■ **Data shown**:
— Begin —

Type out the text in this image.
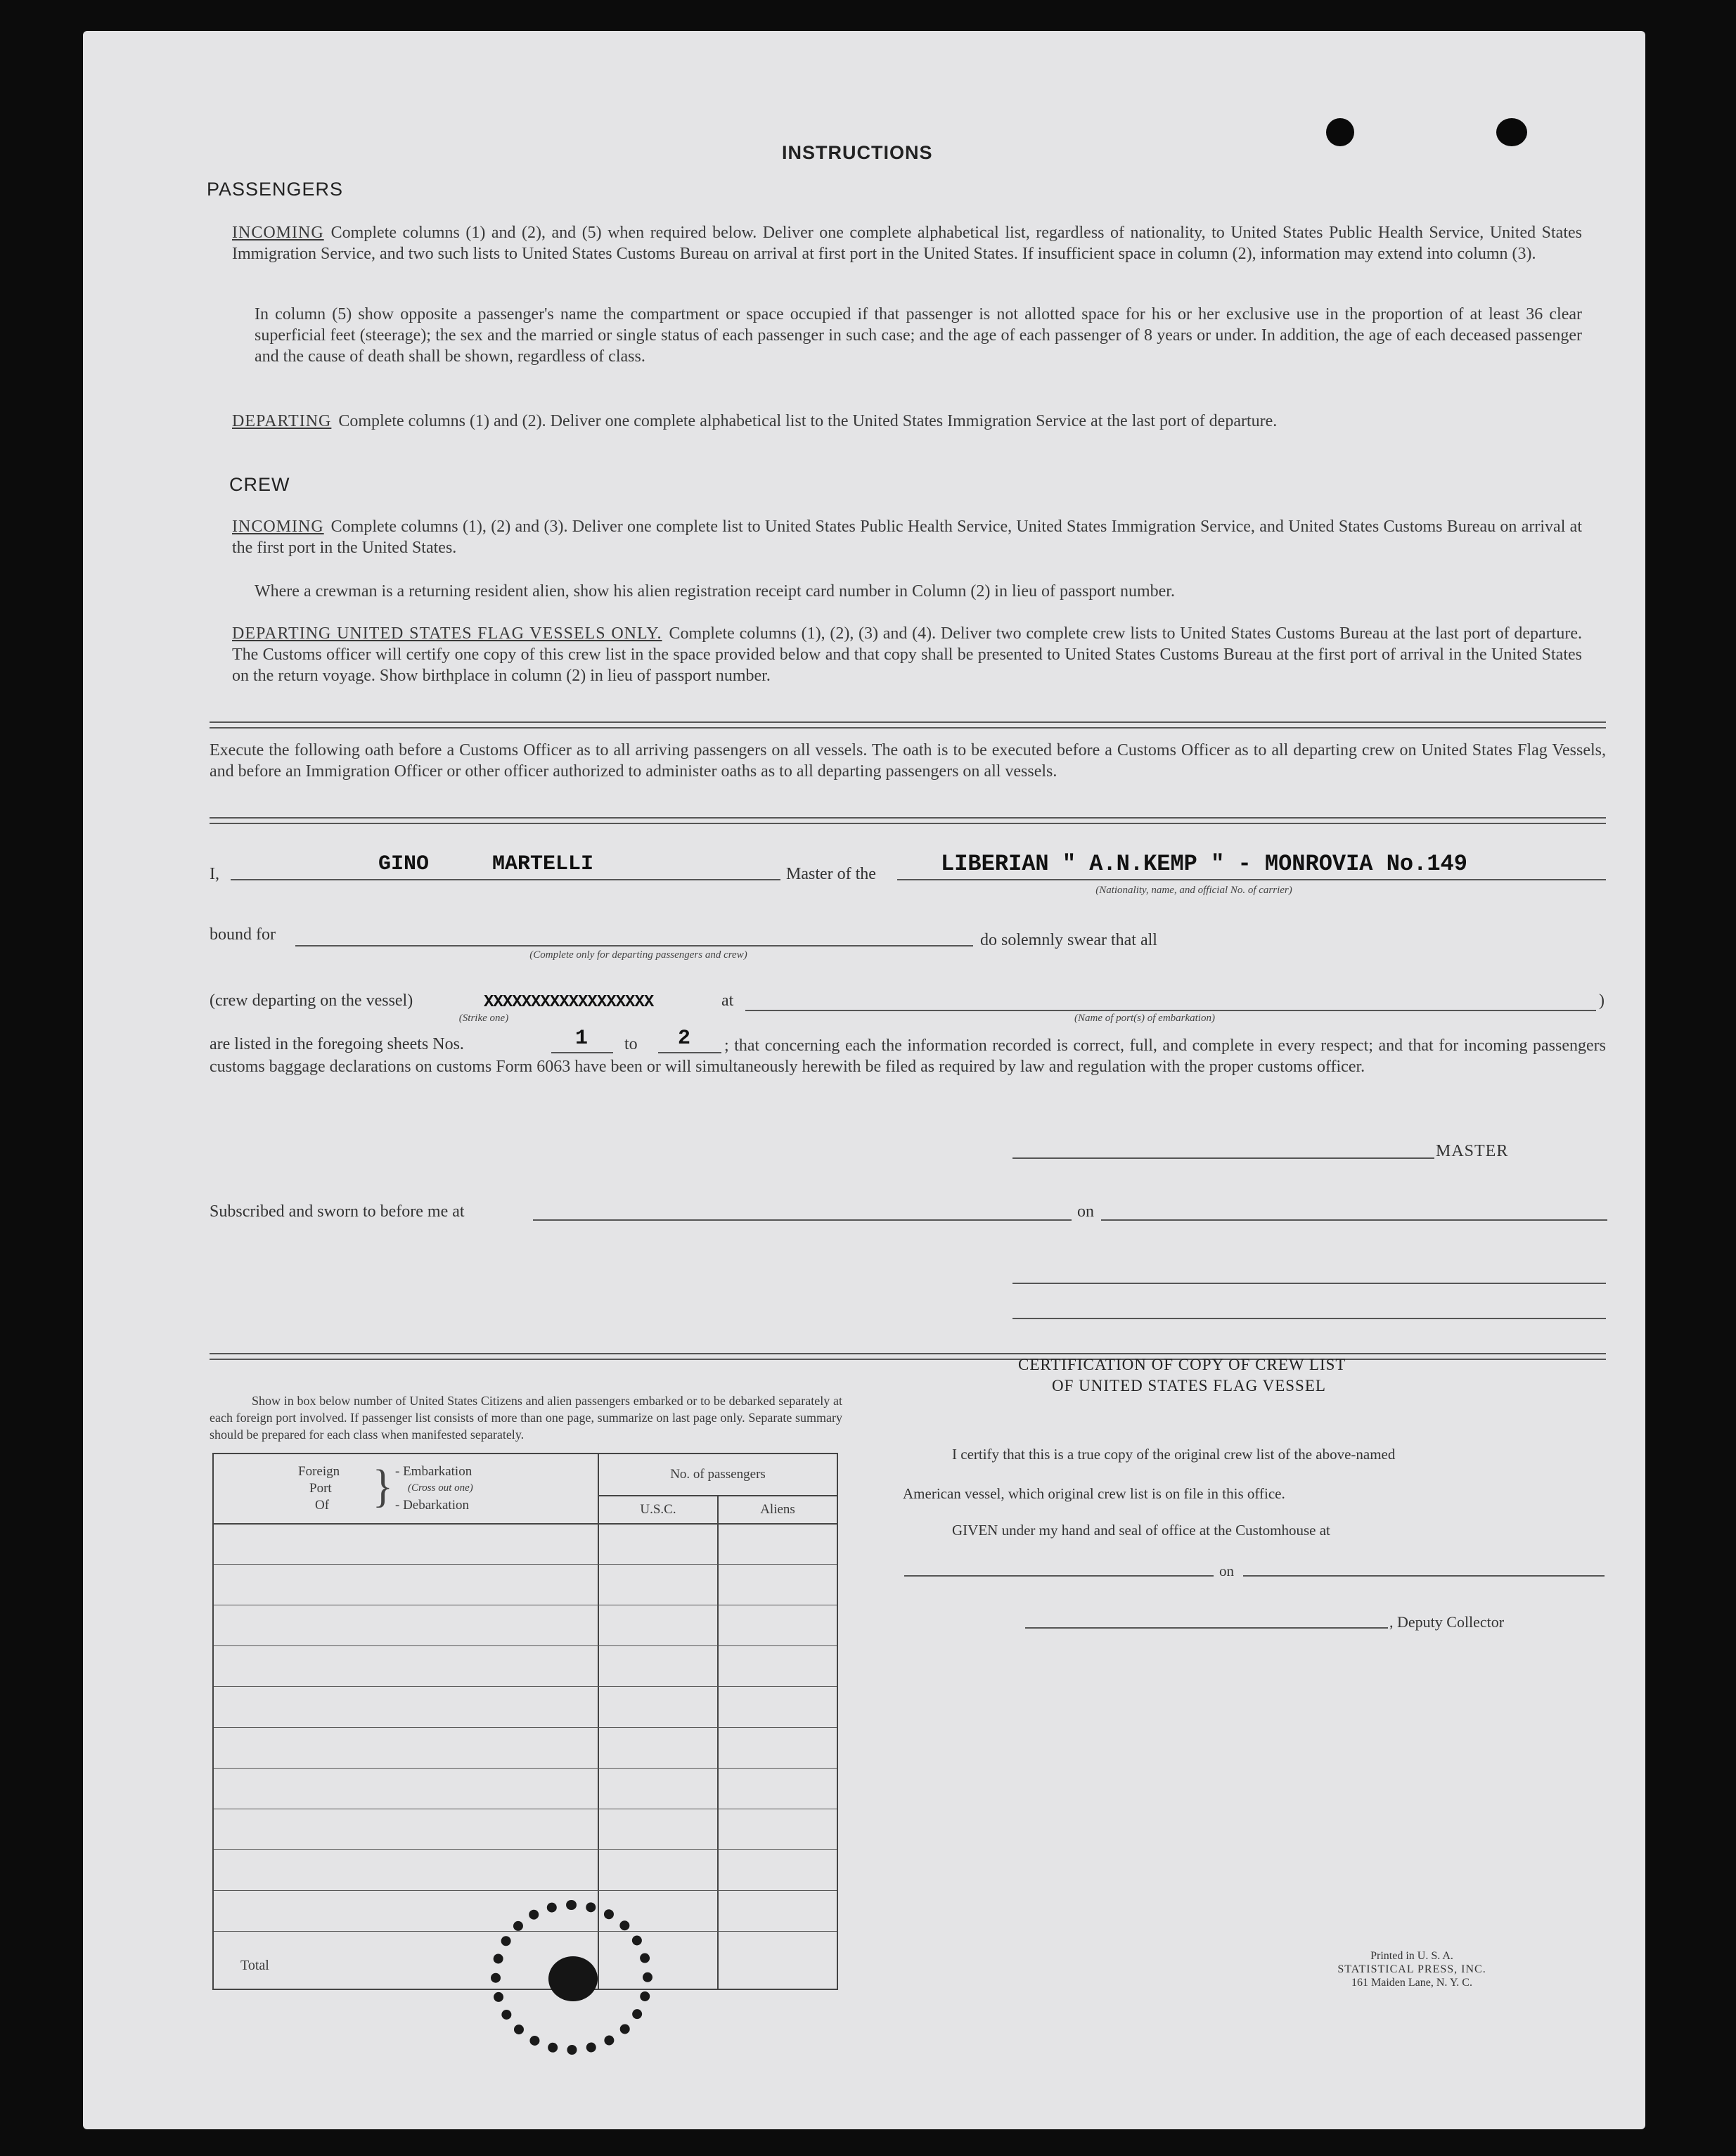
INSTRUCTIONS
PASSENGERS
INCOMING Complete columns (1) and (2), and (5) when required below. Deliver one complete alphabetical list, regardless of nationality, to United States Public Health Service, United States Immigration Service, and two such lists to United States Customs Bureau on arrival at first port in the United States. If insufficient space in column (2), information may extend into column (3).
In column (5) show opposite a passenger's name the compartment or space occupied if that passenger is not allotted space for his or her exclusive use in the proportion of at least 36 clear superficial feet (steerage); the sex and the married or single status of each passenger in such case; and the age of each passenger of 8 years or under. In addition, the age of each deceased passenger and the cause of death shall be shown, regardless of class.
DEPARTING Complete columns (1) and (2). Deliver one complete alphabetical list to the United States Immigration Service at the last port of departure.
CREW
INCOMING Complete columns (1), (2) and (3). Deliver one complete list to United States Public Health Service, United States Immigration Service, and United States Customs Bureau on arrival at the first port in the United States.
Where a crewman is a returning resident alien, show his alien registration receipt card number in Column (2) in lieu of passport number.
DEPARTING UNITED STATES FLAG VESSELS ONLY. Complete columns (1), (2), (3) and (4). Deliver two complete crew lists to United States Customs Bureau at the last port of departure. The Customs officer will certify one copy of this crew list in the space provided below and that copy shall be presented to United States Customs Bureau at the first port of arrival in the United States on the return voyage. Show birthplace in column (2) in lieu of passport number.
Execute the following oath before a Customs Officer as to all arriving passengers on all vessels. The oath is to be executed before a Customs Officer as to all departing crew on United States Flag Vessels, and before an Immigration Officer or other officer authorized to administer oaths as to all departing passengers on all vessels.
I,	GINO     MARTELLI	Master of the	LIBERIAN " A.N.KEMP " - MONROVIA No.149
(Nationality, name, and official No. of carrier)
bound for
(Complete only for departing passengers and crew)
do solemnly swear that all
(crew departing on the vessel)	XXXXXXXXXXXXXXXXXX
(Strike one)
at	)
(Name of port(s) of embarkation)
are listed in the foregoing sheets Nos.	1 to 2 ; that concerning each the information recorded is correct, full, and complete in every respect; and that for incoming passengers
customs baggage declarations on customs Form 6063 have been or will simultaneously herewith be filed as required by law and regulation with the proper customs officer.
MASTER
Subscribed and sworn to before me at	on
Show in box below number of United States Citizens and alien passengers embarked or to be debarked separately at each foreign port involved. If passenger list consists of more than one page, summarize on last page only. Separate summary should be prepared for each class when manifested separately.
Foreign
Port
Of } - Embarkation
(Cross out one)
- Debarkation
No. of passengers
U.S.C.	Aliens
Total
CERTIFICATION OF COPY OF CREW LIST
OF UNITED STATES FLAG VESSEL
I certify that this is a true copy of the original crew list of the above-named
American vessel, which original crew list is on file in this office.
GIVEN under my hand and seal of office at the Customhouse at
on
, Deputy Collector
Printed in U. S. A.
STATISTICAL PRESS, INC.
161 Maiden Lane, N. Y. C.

— End —

Without including any pictures, reproduce the listing exactly.

■ **Solution for this exercise**:
Type out the text in this image.
INSTRUCTIONS
PASSENGERS
INCOMING Complete columns (1) and (2), and (5) when required below. Deliver one complete alphabetical list, regardless of nationality, to United States Public Health Service, United States Immigration Service, and two such lists to United States Customs Bureau on arrival at first port in the United States. If insufficient space in column (2), information may extend into column (3).
In column (5) show opposite a passenger's name the compartment or space occupied if that passenger is not allotted space for his or her exclusive use in the proportion of at least 36 clear superficial feet (steerage); the sex and the married or single status of each passenger in such case; and the age of each passenger of 8 years or under. In addition, the age of each deceased passenger and the cause of death shall be shown, regardless of class.
DEPARTING Complete columns (1) and (2). Deliver one complete alphabetical list to the United States Immigration Service at the last port of departure.
CREW
INCOMING Complete columns (1), (2) and (3). Deliver one complete list to United States Public Health Service, United States Immigration Service, and United States Customs Bureau on arrival at the first port in the United States.
Where a crewman is a returning resident alien, show his alien registration receipt card number in Column (2) in lieu of passport number.
DEPARTING UNITED STATES FLAG VESSELS ONLY. Complete columns (1), (2), (3) and (4). Deliver two complete crew lists to United States Customs Bureau at the last port of departure. The Customs officer will certify one copy of this crew list in the space provided below and that copy shall be presented to United States Customs Bureau at the first port of arrival in the United States on the return voyage. Show birthplace in column (2) in lieu of passport number.
Execute the following oath before a Customs Officer as to all arriving passengers on all vessels. The oath is to be executed before a Customs Officer as to all departing crew on United States Flag Vessels, and before an Immigration Officer or other officer authorized to administer oaths as to all departing passengers on all vessels.
I,	GINO     MARTELLI	Master of the	LIBERIAN " A.N.KEMP " - MONROVIA No.149
(Nationality, name, and official No. of carrier)
bound for
(Complete only for departing passengers and crew)
do solemnly swear that all
(crew departing on the vessel)	XXXXXXXXXXXXXXXXXX
(Strike one)
at	)
(Name of port(s) of embarkation)
are listed in the foregoing sheets Nos.	1 to 2 ; that concerning each the information recorded is correct, full, and complete in every respect; and that for incoming passengers
customs baggage declarations on customs Form 6063 have been or will simultaneously herewith be filed as required by law and regulation with the proper customs officer.
MASTER
Subscribed and sworn to before me at	on
Show in box below number of United States Citizens and alien passengers embarked or to be debarked separately at each foreign port involved. If passenger list consists of more than one page, summarize on last page only. Separate summary should be prepared for each class when manifested separately.
Foreign
Port
Of } - Embarkation
(Cross out one)
- Debarkation
No. of passengers
U.S.C.	Aliens
Total
CERTIFICATION OF COPY OF CREW LIST
OF UNITED STATES FLAG VESSEL
I certify that this is a true copy of the original crew list of the above-named
American vessel, which original crew list is on file in this office.
GIVEN under my hand and seal of office at the Customhouse at
on
, Deputy Collector
Printed in U. S. A.
STATISTICAL PRESS, INC.
161 Maiden Lane, N. Y. C.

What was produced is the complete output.